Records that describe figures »
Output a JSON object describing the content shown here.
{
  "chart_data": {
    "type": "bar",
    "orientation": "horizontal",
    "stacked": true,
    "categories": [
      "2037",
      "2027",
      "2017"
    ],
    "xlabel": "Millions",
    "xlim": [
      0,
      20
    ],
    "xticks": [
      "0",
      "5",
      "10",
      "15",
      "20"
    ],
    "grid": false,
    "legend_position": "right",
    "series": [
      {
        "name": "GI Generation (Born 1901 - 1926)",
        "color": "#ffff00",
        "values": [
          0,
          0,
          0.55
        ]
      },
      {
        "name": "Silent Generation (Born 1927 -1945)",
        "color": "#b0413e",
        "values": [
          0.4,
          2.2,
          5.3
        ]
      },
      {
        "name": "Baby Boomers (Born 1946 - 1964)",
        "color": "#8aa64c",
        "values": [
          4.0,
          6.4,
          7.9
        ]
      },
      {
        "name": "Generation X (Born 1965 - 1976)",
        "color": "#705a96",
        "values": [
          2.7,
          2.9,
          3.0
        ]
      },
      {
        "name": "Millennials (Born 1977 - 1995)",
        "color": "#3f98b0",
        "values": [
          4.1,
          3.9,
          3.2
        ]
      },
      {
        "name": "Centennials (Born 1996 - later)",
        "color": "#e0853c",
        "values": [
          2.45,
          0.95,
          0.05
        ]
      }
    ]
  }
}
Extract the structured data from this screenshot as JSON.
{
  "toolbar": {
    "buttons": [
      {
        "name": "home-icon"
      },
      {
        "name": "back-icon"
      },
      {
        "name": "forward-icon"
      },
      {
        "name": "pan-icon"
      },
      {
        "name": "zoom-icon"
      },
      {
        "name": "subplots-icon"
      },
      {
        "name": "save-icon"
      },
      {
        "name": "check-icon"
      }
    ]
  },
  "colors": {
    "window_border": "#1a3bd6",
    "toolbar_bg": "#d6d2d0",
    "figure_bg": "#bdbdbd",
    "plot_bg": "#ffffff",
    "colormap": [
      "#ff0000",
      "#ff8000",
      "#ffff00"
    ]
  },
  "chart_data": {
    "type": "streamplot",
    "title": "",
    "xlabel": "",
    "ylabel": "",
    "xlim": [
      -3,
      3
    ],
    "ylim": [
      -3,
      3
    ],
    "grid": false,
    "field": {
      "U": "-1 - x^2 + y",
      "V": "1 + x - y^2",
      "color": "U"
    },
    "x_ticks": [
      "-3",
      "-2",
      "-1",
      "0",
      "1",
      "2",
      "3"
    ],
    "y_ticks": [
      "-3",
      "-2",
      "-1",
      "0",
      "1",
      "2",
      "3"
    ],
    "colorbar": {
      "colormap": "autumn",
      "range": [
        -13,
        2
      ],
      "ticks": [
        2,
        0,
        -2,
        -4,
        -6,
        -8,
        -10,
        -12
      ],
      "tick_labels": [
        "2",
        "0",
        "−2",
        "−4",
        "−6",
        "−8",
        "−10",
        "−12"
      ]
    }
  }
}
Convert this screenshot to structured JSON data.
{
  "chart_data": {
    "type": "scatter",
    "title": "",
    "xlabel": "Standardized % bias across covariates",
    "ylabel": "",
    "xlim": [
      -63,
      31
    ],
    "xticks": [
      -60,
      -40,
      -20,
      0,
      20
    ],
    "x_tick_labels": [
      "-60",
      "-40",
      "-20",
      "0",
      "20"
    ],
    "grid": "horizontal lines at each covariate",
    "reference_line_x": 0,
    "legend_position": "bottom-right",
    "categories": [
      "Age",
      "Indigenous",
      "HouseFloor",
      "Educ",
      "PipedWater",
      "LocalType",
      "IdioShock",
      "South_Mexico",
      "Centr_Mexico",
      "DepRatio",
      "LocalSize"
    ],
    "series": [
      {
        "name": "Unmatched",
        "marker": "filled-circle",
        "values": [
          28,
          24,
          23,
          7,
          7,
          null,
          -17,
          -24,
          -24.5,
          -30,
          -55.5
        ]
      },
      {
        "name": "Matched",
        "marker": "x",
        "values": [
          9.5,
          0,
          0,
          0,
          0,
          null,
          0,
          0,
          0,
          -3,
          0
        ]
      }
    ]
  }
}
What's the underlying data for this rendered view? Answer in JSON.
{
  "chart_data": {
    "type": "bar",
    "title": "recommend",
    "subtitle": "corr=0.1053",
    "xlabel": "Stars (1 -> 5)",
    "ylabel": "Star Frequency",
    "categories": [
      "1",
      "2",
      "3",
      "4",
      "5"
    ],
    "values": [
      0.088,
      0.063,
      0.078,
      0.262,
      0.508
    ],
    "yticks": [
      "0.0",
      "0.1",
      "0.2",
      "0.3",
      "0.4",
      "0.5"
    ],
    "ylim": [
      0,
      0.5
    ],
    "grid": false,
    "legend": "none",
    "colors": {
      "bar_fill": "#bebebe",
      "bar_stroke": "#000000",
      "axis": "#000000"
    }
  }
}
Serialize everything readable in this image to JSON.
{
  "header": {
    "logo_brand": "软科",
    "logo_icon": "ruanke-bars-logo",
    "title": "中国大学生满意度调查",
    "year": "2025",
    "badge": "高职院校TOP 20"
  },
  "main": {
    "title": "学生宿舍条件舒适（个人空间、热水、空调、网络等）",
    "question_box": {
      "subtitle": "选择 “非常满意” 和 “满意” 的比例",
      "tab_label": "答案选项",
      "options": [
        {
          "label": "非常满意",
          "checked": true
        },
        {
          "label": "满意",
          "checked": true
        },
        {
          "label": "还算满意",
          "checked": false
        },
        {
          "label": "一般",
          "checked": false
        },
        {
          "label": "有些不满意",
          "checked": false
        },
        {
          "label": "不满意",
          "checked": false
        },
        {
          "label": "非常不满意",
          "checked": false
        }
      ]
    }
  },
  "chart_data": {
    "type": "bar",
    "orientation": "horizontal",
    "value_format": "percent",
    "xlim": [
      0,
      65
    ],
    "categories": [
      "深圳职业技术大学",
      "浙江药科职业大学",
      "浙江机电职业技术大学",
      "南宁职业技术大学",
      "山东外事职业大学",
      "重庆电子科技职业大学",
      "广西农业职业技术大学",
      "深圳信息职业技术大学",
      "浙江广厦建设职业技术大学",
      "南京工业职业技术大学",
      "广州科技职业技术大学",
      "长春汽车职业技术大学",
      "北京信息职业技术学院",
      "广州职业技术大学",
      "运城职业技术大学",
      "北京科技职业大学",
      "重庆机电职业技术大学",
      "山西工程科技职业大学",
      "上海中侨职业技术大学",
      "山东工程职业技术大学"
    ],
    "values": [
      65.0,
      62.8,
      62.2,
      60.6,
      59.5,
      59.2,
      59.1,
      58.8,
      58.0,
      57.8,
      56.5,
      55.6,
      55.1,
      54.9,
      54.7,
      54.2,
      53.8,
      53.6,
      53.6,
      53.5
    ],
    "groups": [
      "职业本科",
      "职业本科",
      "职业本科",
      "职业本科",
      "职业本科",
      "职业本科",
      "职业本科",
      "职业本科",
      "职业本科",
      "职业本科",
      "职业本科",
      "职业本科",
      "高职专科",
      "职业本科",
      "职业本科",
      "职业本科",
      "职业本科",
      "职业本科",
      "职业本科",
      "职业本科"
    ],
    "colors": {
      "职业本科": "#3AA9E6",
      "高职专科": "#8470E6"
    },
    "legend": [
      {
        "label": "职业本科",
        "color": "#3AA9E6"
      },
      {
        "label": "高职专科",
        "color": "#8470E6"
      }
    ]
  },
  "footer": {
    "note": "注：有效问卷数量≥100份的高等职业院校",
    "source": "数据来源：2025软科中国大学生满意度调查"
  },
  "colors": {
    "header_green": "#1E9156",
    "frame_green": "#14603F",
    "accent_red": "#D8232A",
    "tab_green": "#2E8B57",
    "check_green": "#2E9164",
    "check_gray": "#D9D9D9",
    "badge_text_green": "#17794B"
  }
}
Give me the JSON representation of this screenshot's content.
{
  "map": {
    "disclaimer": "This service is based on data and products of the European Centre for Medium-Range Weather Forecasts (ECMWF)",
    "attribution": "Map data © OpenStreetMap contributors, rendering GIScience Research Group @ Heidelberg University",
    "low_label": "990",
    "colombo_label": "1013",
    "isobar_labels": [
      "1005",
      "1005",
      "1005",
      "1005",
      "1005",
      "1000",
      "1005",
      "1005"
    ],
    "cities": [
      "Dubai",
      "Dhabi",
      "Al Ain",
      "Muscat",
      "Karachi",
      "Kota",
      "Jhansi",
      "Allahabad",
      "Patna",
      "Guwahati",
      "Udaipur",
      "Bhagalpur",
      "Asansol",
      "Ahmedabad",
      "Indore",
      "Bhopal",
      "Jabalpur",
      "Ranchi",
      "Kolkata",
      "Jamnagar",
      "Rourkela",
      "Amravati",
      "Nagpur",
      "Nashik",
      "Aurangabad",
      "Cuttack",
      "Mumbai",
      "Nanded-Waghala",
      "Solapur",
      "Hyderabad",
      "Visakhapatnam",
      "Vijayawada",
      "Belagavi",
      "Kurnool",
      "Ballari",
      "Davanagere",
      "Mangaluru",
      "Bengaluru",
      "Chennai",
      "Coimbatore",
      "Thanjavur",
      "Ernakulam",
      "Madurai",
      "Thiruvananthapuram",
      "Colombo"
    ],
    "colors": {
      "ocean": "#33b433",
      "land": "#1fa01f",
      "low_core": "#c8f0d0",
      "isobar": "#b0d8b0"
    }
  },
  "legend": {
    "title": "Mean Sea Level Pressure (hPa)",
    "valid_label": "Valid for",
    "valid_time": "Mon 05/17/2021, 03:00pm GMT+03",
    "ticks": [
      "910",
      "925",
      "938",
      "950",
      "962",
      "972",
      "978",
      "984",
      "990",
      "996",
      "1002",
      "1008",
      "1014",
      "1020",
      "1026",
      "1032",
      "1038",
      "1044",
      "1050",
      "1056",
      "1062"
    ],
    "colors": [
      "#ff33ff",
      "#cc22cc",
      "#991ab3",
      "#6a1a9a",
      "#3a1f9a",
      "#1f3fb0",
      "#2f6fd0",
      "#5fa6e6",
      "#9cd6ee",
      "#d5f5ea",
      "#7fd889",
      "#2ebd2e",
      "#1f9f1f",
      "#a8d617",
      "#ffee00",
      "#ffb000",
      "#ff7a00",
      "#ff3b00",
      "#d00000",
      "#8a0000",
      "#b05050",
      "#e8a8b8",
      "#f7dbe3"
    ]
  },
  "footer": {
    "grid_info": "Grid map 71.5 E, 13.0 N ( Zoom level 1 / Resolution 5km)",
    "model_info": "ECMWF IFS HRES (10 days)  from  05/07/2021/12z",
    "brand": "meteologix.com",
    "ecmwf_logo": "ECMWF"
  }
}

EXERCISE OBJECTIVE » Look through the data and gather every line with the string "screenshot" in it.

TASK SOLUTION »
Extract the structured data from this screenshot as JSON.
Convert this screenshot to structured JSON data.
Give me the JSON representation of this screenshot's content.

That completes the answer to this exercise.